▶ _ЗАДАНИЕ 1_: Продублируйте фрагмент текста о Маргарите Алигер между словами «Перед войной она» и «Написано — слезами[78].» включительно.

▶ _ИСХОДНЫЙ ТЕКСТ_:
####
Лев Аннинский - Красный век. Эпоха и ее поэты. В 2 книгах
Вдовой она станет в первые месяцы Великой Отечественной войны. До этого схоронит младенца-сына. Первая крупная поэма — «Зима этого года» — плач по сыну. Одно место в этой поэме потрясает особенно: в Москву возвращаются снятые со льдины папанинцы, героиня стоит в ликующей толпе, а дома мечется в кроватке умирающий мальчик, и вот, глядя на спасенных полярников, она думает: «Ведь если им могли помочь, ужели не помогут нам?» Наивность этого лирического мотива — условие его пронзительного действия.
Папанинцев спасли. Мальчика — нет.
Талант материнской любви скажется, неизрасходованная материнская любовь изольется у Маргариты Алигер в самую прославленную ее поэму.
Перед войной она успевает родить дочь, Татьяну, с началом войны отправляет ее в эвакуацию, сама возвращается в Москву.
«Я вспоминаю зимний вечер, заснеженный, затемненный, и дом поэта Павла Антокольского, куда съезжались и сходились все, кого судьба тогда забрасывала в столицу. Я не помню, кто там был в тот вечер… Из рук в руки переходил номер «Правды» со статьей Петра Лидова, с фотографией девушки, повешенной в Петрищеве. Оно было словно изваяно из мрамора, это девичье тело с откинутой головой, с петлей на шее. Девушку звали Таней, и статья была названа этим именем…»
Короткое замыкание бьет в стих:
Можно мне признаться?Почему-тоты еще родней мне оттого,что назвалась в страшную минутуименем ребенка моего.
Гибель партизанки совмещается с обликом дочери. Реквием по героине оборачивается пронзительной личной исповедью. Написано — слезами[78].
Поэма строится на контрапункте: с одной стороны — девочка, схваченная карателями. «Плечики остры, и руки тонки. Ты осталась в стеганых штанах и в домашней старенькой кофтенке. И на ней мелькают там и тут, мамины заштопки и заплатки, и родные запахи живут в каждой сборочке и в каждой складке…» И одновременно — это тяжелеющая от мраморности фигура народной героини. Облик реальной Зои Космодемьянской воспроизведен с максимальной узнаваемостью[79].
####
▶ _ИСХОДНЫЕ ЗАПИСИ_:
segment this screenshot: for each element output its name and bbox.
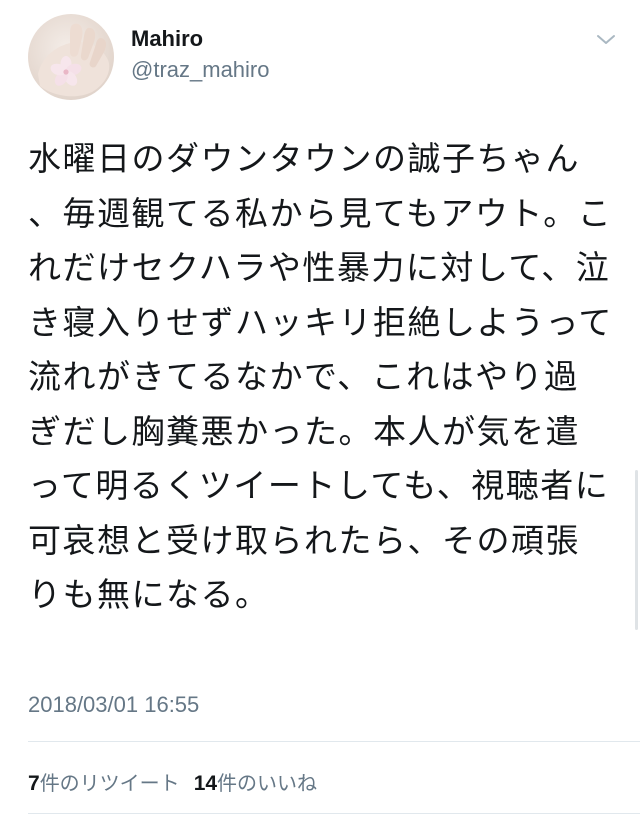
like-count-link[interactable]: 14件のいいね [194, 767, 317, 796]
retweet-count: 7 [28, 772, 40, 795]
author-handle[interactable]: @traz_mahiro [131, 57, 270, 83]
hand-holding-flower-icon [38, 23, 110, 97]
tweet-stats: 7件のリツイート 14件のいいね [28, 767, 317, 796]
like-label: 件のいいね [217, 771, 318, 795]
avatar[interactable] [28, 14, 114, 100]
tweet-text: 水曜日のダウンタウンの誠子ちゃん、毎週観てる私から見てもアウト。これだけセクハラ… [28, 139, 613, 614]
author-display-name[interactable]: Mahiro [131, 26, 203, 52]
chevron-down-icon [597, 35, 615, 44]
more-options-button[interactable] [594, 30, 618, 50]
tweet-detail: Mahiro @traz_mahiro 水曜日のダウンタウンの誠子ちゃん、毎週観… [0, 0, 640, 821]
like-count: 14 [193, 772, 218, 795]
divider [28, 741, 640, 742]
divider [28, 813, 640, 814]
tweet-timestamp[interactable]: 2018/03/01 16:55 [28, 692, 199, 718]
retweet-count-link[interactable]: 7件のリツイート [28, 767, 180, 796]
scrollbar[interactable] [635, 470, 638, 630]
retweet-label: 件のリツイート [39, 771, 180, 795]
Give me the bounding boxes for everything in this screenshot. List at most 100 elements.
####
▶ _ЗАДАНИЕ 2_: Сколько строк записей содержат слово «screenshot»? Ответьте только числом.

▶ _ОЖИДАЕМЫЙ ОТВЕТ 1_:
Перед войной она успевает родить дочь, Татьяну, с началом войны отправляет ее в эвакуацию, сама возвращается в Москву.
«Я вспоминаю зимний вечер, заснеженный, затемненный, и дом поэта Павла Антокольского, куда съезжались и сходились все, кого судьба тогда забрасывала в столицу. Я не помню, кто там был в тот вечер… Из рук в руки переходил номер «Правды» со статьей Петра Лидова, с фотографией девушки, повешенной в Петрищеве. Оно было словно изваяно из мрамора, это девичье тело с откинутой головой, с петлей на шее. Девушку звали Таней, и статья была названа этим именем…»
Короткое замыкание бьет в стих:
Можно мне признаться?Почему-тоты еще родней мне оттого,что назвалась в страшную минутуименем ребенка моего.
Гибель партизанки совмещается с обликом дочери. Реквием по героине оборачивается пронзительной личной исповедью. Написано — слезами[78].

▶ _ОЖИДАЕМЫЙ ОТВЕТ 2_: 2